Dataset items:
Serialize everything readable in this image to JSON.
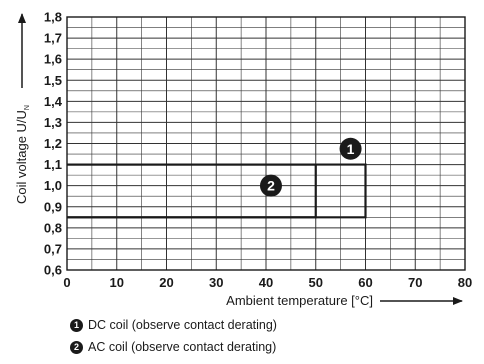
{
  "chart_data": {
    "type": "line",
    "xlabel": "Ambient temperature [°C]",
    "ylabel": "Coil voltage U/U",
    "ylabel_sub": "N",
    "xlim": [
      0,
      80
    ],
    "ylim": [
      0.6,
      1.8
    ],
    "x_ticks": [
      "0",
      "10",
      "20",
      "30",
      "40",
      "50",
      "60",
      "70",
      "80"
    ],
    "y_ticks": [
      "0,6",
      "0,7",
      "0,8",
      "0,9",
      "1,0",
      "1,1",
      "1,2",
      "1,3",
      "1,4",
      "1,5",
      "1,6",
      "1,7",
      "1,8"
    ],
    "x_minor_step": 5,
    "y_step": 0.05,
    "grid": true,
    "series": [
      {
        "marker": "1",
        "points": [
          [
            0,
            0.85
          ],
          [
            60,
            0.85
          ],
          [
            60,
            1.1
          ],
          [
            0,
            1.1
          ]
        ]
      },
      {
        "marker": "2",
        "points": [
          [
            0,
            0.85
          ],
          [
            50,
            0.85
          ],
          [
            50,
            1.1
          ],
          [
            0,
            1.1
          ]
        ]
      }
    ],
    "markers": [
      {
        "label": "1",
        "x": 57,
        "y": 1.175
      },
      {
        "label": "2",
        "x": 41,
        "y": 1.0
      }
    ]
  },
  "legend": [
    {
      "marker": "1",
      "text": "DC coil (observe contact derating)"
    },
    {
      "marker": "2",
      "text": "AC coil (observe contact derating)"
    }
  ]
}
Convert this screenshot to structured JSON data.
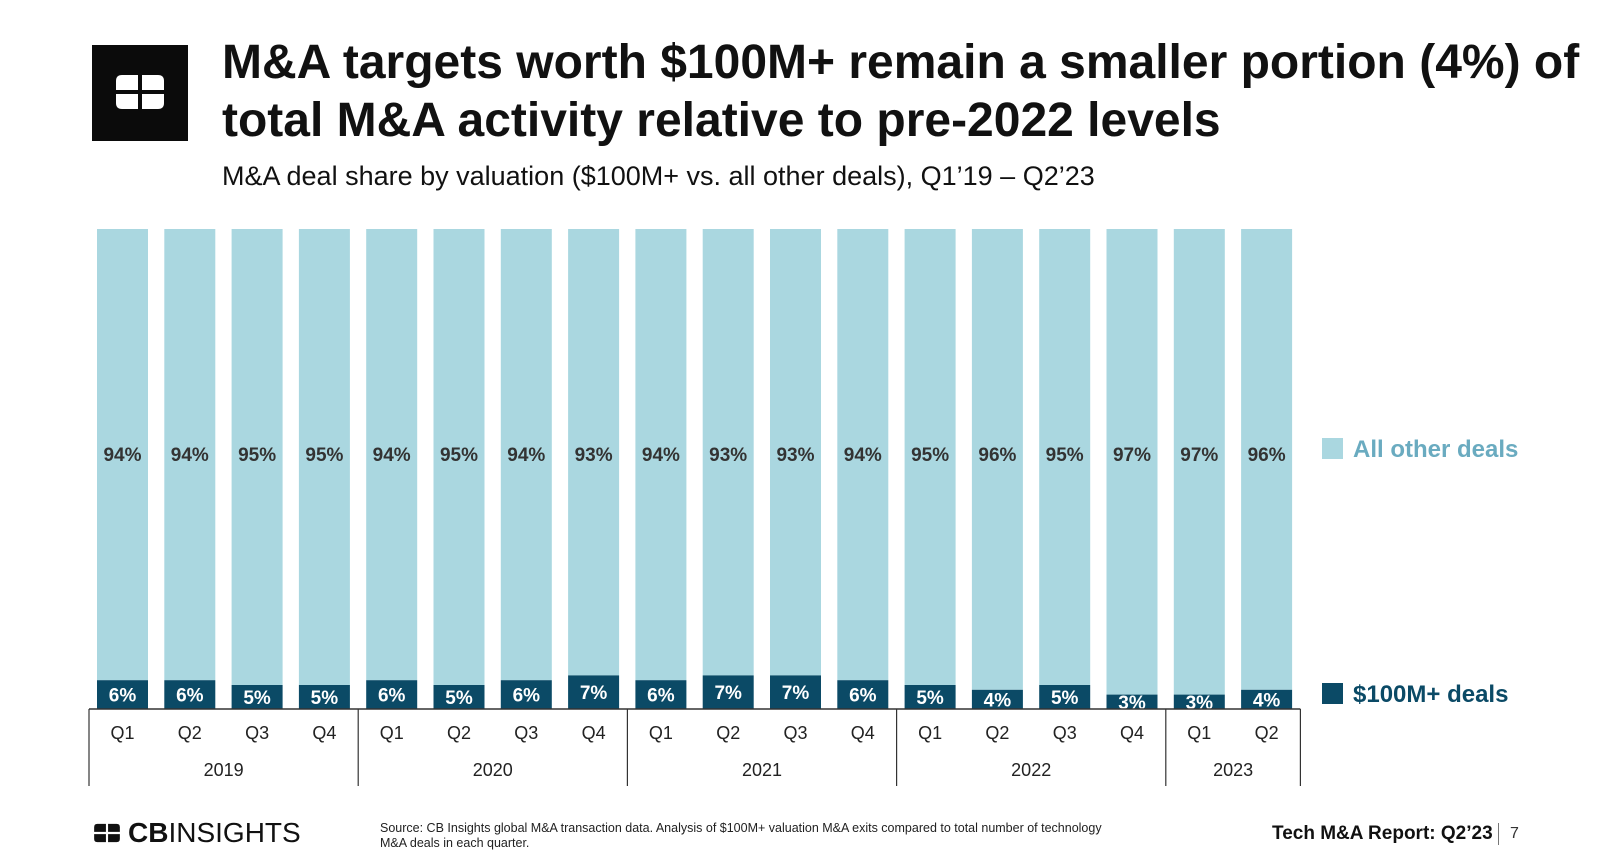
{
  "header": {
    "title_line1": "M&A targets worth $100M+ remain a smaller portion (4%) of",
    "title_line2": "total M&A activity relative to pre-2022 levels",
    "subtitle": "M&A deal share by valuation ($100M+ vs. all other deals), Q1’19 – Q2’23"
  },
  "chart_data": {
    "type": "bar",
    "stacked": true,
    "value_unit": "%",
    "categories": [
      "Q1",
      "Q2",
      "Q3",
      "Q4",
      "Q1",
      "Q2",
      "Q3",
      "Q4",
      "Q1",
      "Q2",
      "Q3",
      "Q4",
      "Q1",
      "Q2",
      "Q3",
      "Q4",
      "Q1",
      "Q2"
    ],
    "groups": [
      {
        "label": "2019",
        "count": 4
      },
      {
        "label": "2020",
        "count": 4
      },
      {
        "label": "2021",
        "count": 4
      },
      {
        "label": "2022",
        "count": 4
      },
      {
        "label": "2023",
        "count": 2
      }
    ],
    "series": [
      {
        "name": "$100M+ deals",
        "color": "#0b4a66",
        "values": [
          6,
          6,
          5,
          5,
          6,
          5,
          6,
          7,
          6,
          7,
          7,
          6,
          5,
          4,
          5,
          3,
          3,
          4
        ]
      },
      {
        "name": "All other deals",
        "color": "#aad7e0",
        "values": [
          94,
          94,
          95,
          95,
          94,
          95,
          94,
          93,
          94,
          93,
          93,
          94,
          95,
          96,
          95,
          97,
          97,
          96
        ]
      }
    ],
    "ylim": [
      0,
      100
    ],
    "legend_position": "right",
    "legend_colors": [
      "#6aabc0",
      "#0b4a66"
    ],
    "grid": false
  },
  "footer": {
    "brand_bold": "CB",
    "brand_light": "INSIGHTS",
    "source_line1": "Source: CB Insights global M&A transaction data. Analysis of $100M+ valuation M&A exits compared to total number of technology",
    "source_line2": "M&A deals in each quarter.",
    "report": "Tech M&A Report: Q2’23",
    "page": "7"
  }
}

Given problem: Which lines include "total"? Copy each of them out.

Answer to this exercise:
    "title_line2": "total M&A activity relative to pre-2022 levels",
    "source_line1": "Source: CB Insights global M&A transaction data. Analysis of $100M+ valuation M&A exits compared to total number of technology",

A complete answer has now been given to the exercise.